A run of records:
━━━━━━━━━━━━━━━━━━━━━━━━━━━━━━

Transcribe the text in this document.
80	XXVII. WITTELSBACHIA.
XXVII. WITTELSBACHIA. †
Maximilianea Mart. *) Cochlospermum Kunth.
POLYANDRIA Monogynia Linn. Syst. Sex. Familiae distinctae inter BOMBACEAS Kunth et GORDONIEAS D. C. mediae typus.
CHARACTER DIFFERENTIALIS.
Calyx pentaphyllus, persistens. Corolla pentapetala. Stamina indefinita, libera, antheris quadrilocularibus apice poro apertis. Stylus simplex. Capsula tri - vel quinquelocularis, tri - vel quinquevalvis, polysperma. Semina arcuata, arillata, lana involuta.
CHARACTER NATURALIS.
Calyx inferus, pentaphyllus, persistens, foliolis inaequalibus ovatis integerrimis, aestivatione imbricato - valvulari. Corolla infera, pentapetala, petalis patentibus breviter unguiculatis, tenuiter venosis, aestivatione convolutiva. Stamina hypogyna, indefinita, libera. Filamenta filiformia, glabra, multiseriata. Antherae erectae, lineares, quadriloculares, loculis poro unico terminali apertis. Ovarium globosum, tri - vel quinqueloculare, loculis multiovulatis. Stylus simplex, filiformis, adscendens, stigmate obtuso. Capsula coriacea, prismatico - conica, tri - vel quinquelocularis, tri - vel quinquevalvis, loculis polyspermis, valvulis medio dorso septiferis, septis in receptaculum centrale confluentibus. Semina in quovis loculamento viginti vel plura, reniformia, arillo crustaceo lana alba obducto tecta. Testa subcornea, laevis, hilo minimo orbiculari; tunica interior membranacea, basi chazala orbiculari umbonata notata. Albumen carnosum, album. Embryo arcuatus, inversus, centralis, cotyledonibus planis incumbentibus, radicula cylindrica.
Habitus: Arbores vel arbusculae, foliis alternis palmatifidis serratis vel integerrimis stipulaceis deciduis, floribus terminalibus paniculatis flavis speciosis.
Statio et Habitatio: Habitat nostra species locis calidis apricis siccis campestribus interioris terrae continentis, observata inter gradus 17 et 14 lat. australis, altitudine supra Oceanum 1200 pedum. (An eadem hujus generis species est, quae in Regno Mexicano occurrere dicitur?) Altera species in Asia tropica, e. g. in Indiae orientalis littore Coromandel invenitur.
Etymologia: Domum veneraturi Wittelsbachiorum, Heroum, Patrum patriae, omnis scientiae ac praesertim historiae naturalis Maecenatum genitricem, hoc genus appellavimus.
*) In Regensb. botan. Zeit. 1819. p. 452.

━━━━━━━━━━━━━━━━━━━━━━━━━━━━━━

Objective ▸ Your task is to repeat every entry exactly.

Task result ▸
Transcribe the text in this document.
80	XXVII. WITTELSBACHIA.
XXVII. WITTELSBACHIA. †
Maximilianea Mart. *) Cochlospermum Kunth.
POLYANDRIA Monogynia Linn. Syst. Sex. Familiae distinctae inter BOMBACEAS Kunth et GORDONIEAS D. C. mediae typus.
CHARACTER DIFFERENTIALIS.
Calyx pentaphyllus, persistens. Corolla pentapetala. Stamina indefinita, libera, antheris quadrilocularibus apice poro apertis. Stylus simplex. Capsula tri - vel quinquelocularis, tri - vel quinquevalvis, polysperma. Semina arcuata, arillata, lana involuta.
CHARACTER NATURALIS.
Calyx inferus, pentaphyllus, persistens, foliolis inaequalibus ovatis integerrimis, aestivatione imbricato - valvulari. Corolla infera, pentapetala, petalis patentibus breviter unguiculatis, tenuiter venosis, aestivatione convolutiva. Stamina hypogyna, indefinita, libera. Filamenta filiformia, glabra, multiseriata. Antherae erectae, lineares, quadriloculares, loculis poro unico terminali apertis. Ovarium globosum, tri - vel quinqueloculare, loculis multiovulatis. Stylus simplex, filiformis, adscendens, stigmate obtuso. Capsula coriacea, prismatico - conica, tri - vel quinquelocularis, tri - vel quinquevalvis, loculis polyspermis, valvulis medio dorso septiferis, septis in receptaculum centrale confluentibus. Semina in quovis loculamento viginti vel plura, reniformia, arillo crustaceo lana alba obducto tecta. Testa subcornea, laevis, hilo minimo orbiculari; tunica interior membranacea, basi chazala orbiculari umbonata notata. Albumen carnosum, album. Embryo arcuatus, inversus, centralis, cotyledonibus planis incumbentibus, radicula cylindrica.
Habitus: Arbores vel arbusculae, foliis alternis palmatifidis serratis vel integerrimis stipulaceis deciduis, floribus terminalibus paniculatis flavis speciosis.
Statio et Habitatio: Habitat nostra species locis calidis apricis siccis campestribus interioris terrae continentis, observata inter gradus 17 et 14 lat. australis, altitudine supra Oceanum 1200 pedum. (An eadem hujus generis species est, quae in Regno Mexicano occurrere dicitur?) Altera species in Asia tropica, e. g. in Indiae orientalis littore Coromandel invenitur.
Etymologia: Domum veneraturi Wittelsbachiorum, Heroum, Patrum patriae, omnis scientiae ac praesertim historiae naturalis Maecenatum genitricem, hoc genus appellavimus.
*) In Regensb. botan. Zeit. 1819. p. 452.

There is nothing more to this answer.